• **Prompt**
Every line holding the string "this" should be gathered.
— start of Data to use —
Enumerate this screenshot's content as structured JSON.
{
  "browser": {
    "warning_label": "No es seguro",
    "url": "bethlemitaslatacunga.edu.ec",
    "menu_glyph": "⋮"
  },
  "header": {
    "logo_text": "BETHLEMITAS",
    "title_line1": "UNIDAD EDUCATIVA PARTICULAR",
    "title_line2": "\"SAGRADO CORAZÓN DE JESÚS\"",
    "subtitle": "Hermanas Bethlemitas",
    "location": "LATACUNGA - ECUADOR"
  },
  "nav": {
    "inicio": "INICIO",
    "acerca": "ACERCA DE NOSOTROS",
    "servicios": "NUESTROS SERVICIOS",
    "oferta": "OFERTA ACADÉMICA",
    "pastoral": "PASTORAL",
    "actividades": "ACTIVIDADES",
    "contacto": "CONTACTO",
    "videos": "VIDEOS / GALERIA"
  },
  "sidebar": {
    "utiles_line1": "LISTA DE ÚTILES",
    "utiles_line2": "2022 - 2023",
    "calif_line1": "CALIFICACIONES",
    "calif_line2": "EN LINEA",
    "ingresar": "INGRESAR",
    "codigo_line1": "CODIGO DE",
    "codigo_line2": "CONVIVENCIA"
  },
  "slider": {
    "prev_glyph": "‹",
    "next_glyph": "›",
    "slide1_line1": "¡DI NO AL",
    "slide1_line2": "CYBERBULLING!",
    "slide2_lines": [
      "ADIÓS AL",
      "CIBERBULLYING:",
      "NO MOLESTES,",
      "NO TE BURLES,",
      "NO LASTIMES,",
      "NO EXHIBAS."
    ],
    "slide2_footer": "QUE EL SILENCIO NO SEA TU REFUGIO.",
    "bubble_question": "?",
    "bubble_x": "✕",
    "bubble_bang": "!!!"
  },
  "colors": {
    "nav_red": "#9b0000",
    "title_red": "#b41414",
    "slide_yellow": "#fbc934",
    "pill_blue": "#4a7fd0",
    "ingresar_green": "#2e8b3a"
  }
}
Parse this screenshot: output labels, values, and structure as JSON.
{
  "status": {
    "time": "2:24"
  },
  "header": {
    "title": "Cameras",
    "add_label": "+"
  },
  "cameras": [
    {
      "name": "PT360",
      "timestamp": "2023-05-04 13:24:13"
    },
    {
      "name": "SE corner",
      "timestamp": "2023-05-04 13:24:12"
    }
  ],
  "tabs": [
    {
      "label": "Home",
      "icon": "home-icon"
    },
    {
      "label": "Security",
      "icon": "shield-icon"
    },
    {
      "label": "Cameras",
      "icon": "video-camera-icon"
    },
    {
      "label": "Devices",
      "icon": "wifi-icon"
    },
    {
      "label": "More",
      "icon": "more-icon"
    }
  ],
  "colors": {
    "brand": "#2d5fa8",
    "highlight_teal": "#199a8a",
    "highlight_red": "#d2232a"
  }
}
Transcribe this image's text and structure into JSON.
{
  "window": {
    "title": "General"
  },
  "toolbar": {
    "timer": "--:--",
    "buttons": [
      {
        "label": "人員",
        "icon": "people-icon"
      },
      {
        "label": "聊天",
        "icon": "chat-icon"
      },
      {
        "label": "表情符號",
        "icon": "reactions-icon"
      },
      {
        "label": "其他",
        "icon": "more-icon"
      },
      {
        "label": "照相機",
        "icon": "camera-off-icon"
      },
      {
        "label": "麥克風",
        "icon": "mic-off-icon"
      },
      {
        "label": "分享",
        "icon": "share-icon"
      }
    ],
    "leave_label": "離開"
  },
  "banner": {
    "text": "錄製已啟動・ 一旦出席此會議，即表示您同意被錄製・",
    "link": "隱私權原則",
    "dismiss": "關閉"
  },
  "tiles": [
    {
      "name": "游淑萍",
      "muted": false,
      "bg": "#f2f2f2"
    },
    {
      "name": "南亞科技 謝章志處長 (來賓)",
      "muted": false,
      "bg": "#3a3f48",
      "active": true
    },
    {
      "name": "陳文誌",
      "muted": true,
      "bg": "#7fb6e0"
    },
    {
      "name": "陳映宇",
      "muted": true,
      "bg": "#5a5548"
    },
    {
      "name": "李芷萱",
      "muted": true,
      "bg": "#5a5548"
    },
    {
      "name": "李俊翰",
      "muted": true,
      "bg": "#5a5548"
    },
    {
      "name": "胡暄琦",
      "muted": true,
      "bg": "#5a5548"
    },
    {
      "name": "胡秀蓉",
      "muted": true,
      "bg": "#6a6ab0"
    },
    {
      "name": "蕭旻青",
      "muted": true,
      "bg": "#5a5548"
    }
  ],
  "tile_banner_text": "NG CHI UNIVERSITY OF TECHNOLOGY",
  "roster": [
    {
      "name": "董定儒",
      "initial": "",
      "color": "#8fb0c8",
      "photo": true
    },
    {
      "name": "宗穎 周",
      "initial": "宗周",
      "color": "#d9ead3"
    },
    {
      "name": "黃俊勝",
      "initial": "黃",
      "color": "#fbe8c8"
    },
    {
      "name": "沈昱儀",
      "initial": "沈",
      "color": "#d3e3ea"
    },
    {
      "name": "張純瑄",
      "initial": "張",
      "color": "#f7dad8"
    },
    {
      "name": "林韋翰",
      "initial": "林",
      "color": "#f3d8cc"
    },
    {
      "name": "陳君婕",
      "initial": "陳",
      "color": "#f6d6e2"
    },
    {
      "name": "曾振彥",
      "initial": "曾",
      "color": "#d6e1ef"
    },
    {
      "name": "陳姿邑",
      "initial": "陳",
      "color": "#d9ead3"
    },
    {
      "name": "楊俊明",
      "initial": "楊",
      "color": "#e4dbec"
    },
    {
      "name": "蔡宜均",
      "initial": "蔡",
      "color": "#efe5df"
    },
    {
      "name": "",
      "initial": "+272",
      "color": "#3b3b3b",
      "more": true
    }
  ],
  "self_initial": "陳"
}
— end of Data to use —
• **Result of the exercise**
Enumerate this screenshot's content as structured JSON.
Parse this screenshot: output labels, values, and structure as JSON.
Transcribe this image's text and structure into JSON.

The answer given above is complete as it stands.